The task: Tally the lines of the listing that contain the string "则下列说法正确的是". Give the number and nothing else.

(Extracted records)
****************************************

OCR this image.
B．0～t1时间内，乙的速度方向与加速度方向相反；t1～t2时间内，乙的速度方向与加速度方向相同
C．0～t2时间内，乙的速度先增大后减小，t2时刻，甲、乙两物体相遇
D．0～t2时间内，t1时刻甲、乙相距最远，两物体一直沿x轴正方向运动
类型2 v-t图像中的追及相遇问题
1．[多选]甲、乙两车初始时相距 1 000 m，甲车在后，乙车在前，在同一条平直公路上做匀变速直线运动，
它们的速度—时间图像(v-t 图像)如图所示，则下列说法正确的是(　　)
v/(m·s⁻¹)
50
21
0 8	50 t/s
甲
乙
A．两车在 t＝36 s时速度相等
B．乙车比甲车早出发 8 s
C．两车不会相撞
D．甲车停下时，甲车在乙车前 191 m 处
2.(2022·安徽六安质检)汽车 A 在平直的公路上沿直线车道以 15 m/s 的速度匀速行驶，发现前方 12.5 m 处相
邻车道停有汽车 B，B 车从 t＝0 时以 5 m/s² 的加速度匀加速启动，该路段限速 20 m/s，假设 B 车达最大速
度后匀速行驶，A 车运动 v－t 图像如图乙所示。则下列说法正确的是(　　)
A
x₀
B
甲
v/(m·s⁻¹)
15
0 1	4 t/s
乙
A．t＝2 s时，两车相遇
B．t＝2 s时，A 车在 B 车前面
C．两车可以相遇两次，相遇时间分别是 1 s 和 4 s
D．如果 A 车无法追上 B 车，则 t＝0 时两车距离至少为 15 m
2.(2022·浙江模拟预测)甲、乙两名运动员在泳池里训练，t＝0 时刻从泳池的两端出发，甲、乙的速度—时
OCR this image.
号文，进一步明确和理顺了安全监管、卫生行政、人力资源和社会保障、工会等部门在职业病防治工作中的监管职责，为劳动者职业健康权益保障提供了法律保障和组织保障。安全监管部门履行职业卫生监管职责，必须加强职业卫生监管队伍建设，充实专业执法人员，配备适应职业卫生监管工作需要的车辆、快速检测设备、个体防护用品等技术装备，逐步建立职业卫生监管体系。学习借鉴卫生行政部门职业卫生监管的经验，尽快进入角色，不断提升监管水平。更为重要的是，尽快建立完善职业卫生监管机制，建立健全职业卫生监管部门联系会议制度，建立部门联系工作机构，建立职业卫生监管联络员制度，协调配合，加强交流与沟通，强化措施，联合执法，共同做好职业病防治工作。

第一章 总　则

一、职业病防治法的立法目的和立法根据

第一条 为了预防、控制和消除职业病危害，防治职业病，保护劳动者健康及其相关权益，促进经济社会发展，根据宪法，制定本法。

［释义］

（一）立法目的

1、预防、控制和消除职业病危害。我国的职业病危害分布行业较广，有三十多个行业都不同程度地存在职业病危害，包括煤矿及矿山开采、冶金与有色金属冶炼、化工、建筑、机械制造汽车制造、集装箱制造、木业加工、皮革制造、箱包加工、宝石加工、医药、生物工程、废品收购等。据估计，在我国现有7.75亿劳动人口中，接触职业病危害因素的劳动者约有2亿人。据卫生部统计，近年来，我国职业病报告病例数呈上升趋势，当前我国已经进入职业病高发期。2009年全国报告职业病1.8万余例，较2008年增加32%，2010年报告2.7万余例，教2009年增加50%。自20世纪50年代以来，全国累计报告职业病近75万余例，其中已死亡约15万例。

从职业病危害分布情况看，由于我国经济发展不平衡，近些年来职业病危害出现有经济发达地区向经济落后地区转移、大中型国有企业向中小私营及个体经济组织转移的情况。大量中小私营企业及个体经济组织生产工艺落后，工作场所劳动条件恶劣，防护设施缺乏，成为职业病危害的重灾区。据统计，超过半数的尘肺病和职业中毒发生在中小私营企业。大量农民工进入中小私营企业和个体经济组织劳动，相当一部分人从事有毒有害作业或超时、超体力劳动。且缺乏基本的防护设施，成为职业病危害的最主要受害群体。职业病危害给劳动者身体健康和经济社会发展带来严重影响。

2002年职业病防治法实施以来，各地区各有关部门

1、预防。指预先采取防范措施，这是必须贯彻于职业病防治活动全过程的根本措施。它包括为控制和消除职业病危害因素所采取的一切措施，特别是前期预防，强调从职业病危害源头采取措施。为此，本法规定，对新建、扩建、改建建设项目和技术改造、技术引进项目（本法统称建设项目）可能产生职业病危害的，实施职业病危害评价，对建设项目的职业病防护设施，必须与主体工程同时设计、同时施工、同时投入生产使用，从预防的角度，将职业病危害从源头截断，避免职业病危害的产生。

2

****************************************

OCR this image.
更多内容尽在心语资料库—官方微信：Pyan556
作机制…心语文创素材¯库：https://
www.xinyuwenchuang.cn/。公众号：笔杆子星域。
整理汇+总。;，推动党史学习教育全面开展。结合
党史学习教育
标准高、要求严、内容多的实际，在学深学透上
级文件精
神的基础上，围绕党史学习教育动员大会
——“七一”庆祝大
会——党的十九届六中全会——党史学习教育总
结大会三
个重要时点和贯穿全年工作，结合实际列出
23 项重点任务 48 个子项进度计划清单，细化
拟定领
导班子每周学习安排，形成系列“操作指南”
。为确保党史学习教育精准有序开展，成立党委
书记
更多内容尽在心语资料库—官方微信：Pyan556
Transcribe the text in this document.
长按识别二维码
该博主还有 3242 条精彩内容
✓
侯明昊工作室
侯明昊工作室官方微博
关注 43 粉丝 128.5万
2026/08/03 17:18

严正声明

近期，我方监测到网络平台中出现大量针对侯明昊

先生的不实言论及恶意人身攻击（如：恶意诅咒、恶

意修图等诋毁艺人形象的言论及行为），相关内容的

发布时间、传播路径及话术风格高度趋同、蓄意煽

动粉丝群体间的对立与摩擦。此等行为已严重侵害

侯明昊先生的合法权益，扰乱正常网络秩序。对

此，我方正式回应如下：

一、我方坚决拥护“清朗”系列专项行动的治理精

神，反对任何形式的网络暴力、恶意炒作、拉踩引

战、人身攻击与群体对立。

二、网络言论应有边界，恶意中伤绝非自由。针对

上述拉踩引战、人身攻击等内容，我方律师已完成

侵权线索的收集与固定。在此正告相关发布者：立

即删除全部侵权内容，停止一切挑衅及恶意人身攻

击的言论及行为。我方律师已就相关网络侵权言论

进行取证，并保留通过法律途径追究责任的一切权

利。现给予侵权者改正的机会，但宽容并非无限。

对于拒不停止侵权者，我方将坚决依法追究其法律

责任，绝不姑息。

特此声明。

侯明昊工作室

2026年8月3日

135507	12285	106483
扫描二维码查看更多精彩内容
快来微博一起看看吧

****************************************

Complete response: 2